### Exercise task
Provide an exact reproduction of every entry.

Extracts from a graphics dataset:
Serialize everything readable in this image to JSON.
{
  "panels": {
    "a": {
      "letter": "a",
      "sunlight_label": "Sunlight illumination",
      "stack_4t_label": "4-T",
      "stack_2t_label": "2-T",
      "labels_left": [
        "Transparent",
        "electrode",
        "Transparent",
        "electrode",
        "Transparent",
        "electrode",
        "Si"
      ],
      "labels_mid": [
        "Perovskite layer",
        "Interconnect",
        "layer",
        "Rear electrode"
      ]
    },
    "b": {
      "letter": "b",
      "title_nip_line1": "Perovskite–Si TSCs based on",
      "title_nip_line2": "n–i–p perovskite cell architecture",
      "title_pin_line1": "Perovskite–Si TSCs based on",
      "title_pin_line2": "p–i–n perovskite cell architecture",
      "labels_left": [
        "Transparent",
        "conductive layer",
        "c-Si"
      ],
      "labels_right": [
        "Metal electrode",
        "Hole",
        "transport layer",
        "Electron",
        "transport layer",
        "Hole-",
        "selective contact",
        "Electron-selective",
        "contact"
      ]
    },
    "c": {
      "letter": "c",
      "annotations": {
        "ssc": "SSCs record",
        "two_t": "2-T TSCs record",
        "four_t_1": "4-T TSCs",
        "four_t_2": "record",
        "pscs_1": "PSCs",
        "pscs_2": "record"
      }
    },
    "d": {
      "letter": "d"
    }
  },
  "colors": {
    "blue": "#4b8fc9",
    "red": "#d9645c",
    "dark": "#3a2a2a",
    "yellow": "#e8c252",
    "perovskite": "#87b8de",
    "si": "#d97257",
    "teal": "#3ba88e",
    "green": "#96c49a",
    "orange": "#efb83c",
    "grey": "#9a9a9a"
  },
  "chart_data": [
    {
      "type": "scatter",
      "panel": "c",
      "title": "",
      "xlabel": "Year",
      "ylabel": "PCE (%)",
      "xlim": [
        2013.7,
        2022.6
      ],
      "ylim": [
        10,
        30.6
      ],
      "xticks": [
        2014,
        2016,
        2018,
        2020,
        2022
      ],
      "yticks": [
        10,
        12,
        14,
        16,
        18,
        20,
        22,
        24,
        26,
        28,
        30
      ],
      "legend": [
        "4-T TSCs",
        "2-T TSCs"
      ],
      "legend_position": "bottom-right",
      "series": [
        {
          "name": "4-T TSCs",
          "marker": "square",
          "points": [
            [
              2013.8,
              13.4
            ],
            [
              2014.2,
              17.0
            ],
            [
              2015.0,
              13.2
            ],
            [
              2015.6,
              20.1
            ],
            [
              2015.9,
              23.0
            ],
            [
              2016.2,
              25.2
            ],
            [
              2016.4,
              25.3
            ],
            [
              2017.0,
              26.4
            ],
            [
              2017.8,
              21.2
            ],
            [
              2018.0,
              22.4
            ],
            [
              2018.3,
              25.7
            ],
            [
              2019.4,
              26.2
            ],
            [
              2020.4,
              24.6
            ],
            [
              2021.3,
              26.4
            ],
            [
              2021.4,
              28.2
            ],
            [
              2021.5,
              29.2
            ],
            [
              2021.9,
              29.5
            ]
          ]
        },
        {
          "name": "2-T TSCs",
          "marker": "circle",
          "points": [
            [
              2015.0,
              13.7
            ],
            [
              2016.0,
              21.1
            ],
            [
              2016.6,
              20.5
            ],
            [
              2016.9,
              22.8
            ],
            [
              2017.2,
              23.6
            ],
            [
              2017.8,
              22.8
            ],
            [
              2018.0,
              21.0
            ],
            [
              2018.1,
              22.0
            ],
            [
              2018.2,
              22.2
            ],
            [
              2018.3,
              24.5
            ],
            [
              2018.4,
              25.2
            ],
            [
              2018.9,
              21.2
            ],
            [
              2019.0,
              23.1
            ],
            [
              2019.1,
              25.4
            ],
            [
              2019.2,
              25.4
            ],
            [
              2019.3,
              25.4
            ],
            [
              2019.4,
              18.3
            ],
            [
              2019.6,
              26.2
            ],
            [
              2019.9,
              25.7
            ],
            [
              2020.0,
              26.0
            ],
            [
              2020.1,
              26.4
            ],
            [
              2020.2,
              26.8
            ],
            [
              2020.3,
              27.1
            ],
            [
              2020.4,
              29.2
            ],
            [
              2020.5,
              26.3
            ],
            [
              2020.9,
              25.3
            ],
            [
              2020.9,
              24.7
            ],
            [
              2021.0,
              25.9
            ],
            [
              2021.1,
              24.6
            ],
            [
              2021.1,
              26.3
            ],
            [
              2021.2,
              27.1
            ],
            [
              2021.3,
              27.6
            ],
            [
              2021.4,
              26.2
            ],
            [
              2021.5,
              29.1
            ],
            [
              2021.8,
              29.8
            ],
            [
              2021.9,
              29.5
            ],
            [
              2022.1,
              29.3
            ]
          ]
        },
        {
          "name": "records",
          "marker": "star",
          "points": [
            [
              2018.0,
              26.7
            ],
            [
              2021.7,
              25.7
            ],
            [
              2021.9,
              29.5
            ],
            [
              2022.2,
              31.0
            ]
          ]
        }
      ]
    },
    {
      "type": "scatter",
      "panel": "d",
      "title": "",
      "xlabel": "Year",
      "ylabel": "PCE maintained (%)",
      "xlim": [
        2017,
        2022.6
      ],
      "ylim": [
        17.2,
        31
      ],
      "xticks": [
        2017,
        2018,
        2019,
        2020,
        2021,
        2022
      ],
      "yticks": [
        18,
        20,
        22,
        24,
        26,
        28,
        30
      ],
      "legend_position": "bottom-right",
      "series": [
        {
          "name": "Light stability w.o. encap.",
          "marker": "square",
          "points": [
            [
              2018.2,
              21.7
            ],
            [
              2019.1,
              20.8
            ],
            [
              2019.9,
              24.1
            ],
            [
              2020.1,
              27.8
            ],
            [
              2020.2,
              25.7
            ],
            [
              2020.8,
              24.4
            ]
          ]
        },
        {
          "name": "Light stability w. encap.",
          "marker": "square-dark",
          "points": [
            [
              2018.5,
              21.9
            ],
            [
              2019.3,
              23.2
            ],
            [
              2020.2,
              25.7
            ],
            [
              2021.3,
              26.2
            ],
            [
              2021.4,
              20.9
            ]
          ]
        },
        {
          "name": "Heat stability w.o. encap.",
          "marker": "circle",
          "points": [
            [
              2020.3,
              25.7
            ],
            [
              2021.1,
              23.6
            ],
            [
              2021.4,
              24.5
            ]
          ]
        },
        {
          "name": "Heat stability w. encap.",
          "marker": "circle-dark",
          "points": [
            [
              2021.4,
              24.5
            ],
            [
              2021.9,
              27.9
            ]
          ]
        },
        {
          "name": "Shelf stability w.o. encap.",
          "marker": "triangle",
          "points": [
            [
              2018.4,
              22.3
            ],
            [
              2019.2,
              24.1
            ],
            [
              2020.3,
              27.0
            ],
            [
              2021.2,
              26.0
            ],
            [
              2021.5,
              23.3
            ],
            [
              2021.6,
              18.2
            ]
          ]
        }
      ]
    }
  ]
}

### Output
Serialize everything readable in this image to JSON.
{
  "panels": {
    "a": {
      "letter": "a",
      "sunlight_label": "Sunlight illumination",
      "stack_4t_label": "4-T",
      "stack_2t_label": "2-T",
      "labels_left": [
        "Transparent",
        "electrode",
        "Transparent",
        "electrode",
        "Transparent",
        "electrode",
        "Si"
      ],
      "labels_mid": [
        "Perovskite layer",
        "Interconnect",
        "layer",
        "Rear electrode"
      ]
    },
    "b": {
      "letter": "b",
      "title_nip_line1": "Perovskite–Si TSCs based on",
      "title_nip_line2": "n–i–p perovskite cell architecture",
      "title_pin_line1": "Perovskite–Si TSCs based on",
      "title_pin_line2": "p–i–n perovskite cell architecture",
      "labels_left": [
        "Transparent",
        "conductive layer",
        "c-Si"
      ],
      "labels_right": [
        "Metal electrode",
        "Hole",
        "transport layer",
        "Electron",
        "transport layer",
        "Hole-",
        "selective contact",
        "Electron-selective",
        "contact"
      ]
    },
    "c": {
      "letter": "c",
      "annotations": {
        "ssc": "SSCs record",
        "two_t": "2-T TSCs record",
        "four_t_1": "4-T TSCs",
        "four_t_2": "record",
        "pscs_1": "PSCs",
        "pscs_2": "record"
      }
    },
    "d": {
      "letter": "d"
    }
  },
  "colors": {
    "blue": "#4b8fc9",
    "red": "#d9645c",
    "dark": "#3a2a2a",
    "yellow": "#e8c252",
    "perovskite": "#87b8de",
    "si": "#d97257",
    "teal": "#3ba88e",
    "green": "#96c49a",
    "orange": "#efb83c",
    "grey": "#9a9a9a"
  },
  "chart_data": [
    {
      "type": "scatter",
      "panel": "c",
      "title": "",
      "xlabel": "Year",
      "ylabel": "PCE (%)",
      "xlim": [
        2013.7,
        2022.6
      ],
      "ylim": [
        10,
        30.6
      ],
      "xticks": [
        2014,
        2016,
        2018,
        2020,
        2022
      ],
      "yticks": [
        10,
        12,
        14,
        16,
        18,
        20,
        22,
        24,
        26,
        28,
        30
      ],
      "legend": [
        "4-T TSCs",
        "2-T TSCs"
      ],
      "legend_position": "bottom-right",
      "series": [
        {
          "name": "4-T TSCs",
          "marker": "square",
          "points": [
            [
              2013.8,
              13.4
            ],
            [
              2014.2,
              17.0
            ],
            [
              2015.0,
              13.2
            ],
            [
              2015.6,
              20.1
            ],
            [
              2015.9,
              23.0
            ],
            [
              2016.2,
              25.2
            ],
            [
              2016.4,
              25.3
            ],
            [
              2017.0,
              26.4
            ],
            [
              2017.8,
              21.2
            ],
            [
              2018.0,
              22.4
            ],
            [
              2018.3,
              25.7
            ],
            [
              2019.4,
              26.2
            ],
            [
              2020.4,
              24.6
            ],
            [
              2021.3,
              26.4
            ],
            [
              2021.4,
              28.2
            ],
            [
              2021.5,
              29.2
            ],
            [
              2021.9,
              29.5
            ]
          ]
        },
        {
          "name": "2-T TSCs",
          "marker": "circle",
          "points": [
            [
              2015.0,
              13.7
            ],
            [
              2016.0,
              21.1
            ],
            [
              2016.6,
              20.5
            ],
            [
              2016.9,
              22.8
            ],
            [
              2017.2,
              23.6
            ],
            [
              2017.8,
              22.8
            ],
            [
              2018.0,
              21.0
            ],
            [
              2018.1,
              22.0
            ],
            [
              2018.2,
              22.2
            ],
            [
              2018.3,
              24.5
            ],
            [
              2018.4,
              25.2
            ],
            [
              2018.9,
              21.2
            ],
            [
              2019.0,
              23.1
            ],
            [
              2019.1,
              25.4
            ],
            [
              2019.2,
              25.4
            ],
            [
              2019.3,
              25.4
            ],
            [
              2019.4,
              18.3
            ],
            [
              2019.6,
              26.2
            ],
            [
              2019.9,
              25.7
            ],
            [
              2020.0,
              26.0
            ],
            [
              2020.1,
              26.4
            ],
            [
              2020.2,
              26.8
            ],
            [
              2020.3,
              27.1
            ],
            [
              2020.4,
              29.2
            ],
            [
              2020.5,
              26.3
            ],
            [
              2020.9,
              25.3
            ],
            [
              2020.9,
              24.7
            ],
            [
              2021.0,
              25.9
            ],
            [
              2021.1,
              24.6
            ],
            [
              2021.1,
              26.3
            ],
            [
              2021.2,
              27.1
            ],
            [
              2021.3,
              27.6
            ],
            [
              2021.4,
              26.2
            ],
            [
              2021.5,
              29.1
            ],
            [
              2021.8,
              29.8
            ],
            [
              2021.9,
              29.5
            ],
            [
              2022.1,
              29.3
            ]
          ]
        },
        {
          "name": "records",
          "marker": "star",
          "points": [
            [
              2018.0,
              26.7
            ],
            [
              2021.7,
              25.7
            ],
            [
              2021.9,
              29.5
            ],
            [
              2022.2,
              31.0
            ]
          ]
        }
      ]
    },
    {
      "type": "scatter",
      "panel": "d",
      "title": "",
      "xlabel": "Year",
      "ylabel": "PCE maintained (%)",
      "xlim": [
        2017,
        2022.6
      ],
      "ylim": [
        17.2,
        31
      ],
      "xticks": [
        2017,
        2018,
        2019,
        2020,
        2021,
        2022
      ],
      "yticks": [
        18,
        20,
        22,
        24,
        26,
        28,
        30
      ],
      "legend_position": "bottom-right",
      "series": [
        {
          "name": "Light stability w.o. encap.",
          "marker": "square",
          "points": [
            [
              2018.2,
              21.7
            ],
            [
              2019.1,
              20.8
            ],
            [
              2019.9,
              24.1
            ],
            [
              2020.1,
              27.8
            ],
            [
              2020.2,
              25.7
            ],
            [
              2020.8,
              24.4
            ]
          ]
        },
        {
          "name": "Light stability w. encap.",
          "marker": "square-dark",
          "points": [
            [
              2018.5,
              21.9
            ],
            [
              2019.3,
              23.2
            ],
            [
              2020.2,
              25.7
            ],
            [
              2021.3,
              26.2
            ],
            [
              2021.4,
              20.9
            ]
          ]
        },
        {
          "name": "Heat stability w.o. encap.",
          "marker": "circle",
          "points": [
            [
              2020.3,
              25.7
            ],
            [
              2021.1,
              23.6
            ],
            [
              2021.4,
              24.5
            ]
          ]
        },
        {
          "name": "Heat stability w. encap.",
          "marker": "circle-dark",
          "points": [
            [
              2021.4,
              24.5
            ],
            [
              2021.9,
              27.9
            ]
          ]
        },
        {
          "name": "Shelf stability w.o. encap.",
          "marker": "triangle",
          "points": [
            [
              2018.4,
              22.3
            ],
            [
              2019.2,
              24.1
            ],
            [
              2020.3,
              27.0
            ],
            [
              2021.2,
              26.0
            ],
            [
              2021.5,
              23.3
            ],
            [
              2021.6,
              18.2
            ]
          ]
        }
      ]
    }
  ]
}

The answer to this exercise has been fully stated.